List each line of the data that holds the string "Contrat".

___ Task input ___

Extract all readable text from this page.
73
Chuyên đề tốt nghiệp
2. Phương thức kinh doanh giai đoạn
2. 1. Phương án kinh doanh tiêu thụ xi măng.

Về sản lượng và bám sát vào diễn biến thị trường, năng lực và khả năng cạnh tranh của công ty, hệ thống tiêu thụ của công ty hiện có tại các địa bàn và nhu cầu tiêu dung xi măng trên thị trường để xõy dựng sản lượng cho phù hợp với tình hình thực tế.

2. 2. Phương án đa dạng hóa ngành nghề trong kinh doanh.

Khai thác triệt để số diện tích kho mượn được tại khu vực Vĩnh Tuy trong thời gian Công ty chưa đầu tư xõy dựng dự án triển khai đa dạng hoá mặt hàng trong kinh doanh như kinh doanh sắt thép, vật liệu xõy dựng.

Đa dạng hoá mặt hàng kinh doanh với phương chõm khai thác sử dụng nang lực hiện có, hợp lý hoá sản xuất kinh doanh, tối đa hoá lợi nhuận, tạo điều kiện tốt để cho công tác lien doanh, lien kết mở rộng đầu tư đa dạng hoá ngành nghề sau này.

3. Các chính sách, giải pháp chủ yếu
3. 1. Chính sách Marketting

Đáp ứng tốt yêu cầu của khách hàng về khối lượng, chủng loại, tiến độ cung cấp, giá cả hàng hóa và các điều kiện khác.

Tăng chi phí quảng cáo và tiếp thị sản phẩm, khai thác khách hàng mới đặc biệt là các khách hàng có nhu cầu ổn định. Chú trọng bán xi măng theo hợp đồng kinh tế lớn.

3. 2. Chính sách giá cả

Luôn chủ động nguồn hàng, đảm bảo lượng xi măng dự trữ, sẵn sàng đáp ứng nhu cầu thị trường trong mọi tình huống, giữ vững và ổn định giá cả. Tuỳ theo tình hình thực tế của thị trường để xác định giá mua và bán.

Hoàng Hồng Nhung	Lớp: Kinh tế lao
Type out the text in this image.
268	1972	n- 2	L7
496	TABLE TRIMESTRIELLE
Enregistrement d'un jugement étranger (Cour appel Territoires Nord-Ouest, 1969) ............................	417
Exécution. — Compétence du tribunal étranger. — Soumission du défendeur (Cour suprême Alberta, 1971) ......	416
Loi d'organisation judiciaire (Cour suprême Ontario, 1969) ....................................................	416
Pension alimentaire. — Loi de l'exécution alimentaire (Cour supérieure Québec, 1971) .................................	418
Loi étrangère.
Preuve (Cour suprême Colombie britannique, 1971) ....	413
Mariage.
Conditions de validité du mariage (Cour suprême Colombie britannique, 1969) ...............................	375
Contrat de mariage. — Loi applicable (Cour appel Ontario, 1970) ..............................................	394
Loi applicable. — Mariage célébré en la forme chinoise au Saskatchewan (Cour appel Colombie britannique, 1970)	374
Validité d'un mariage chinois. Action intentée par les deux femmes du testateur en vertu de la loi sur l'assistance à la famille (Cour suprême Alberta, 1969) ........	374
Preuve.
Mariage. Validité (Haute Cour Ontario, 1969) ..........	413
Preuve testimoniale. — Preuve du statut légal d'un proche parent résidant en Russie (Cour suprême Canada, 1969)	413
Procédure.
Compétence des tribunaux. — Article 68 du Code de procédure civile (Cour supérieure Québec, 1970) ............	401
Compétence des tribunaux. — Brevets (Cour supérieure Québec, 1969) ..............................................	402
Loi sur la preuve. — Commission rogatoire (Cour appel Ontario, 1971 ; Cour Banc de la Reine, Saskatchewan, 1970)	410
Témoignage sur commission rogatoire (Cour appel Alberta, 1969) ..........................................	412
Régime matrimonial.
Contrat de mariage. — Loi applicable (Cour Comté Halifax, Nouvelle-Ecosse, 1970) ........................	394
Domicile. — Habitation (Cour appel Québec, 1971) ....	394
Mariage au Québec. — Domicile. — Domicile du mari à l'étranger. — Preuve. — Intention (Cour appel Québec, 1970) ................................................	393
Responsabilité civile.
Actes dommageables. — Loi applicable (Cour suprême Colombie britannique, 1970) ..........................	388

___

Answer below.
Contrat de mariage. — Loi applicable (Cour appel Ontario, 1970) ..............................................	394
Contrat de mariage. — Loi applicable (Cour Comté Halifax, Nouvelle-Ecosse, 1970) ........................	394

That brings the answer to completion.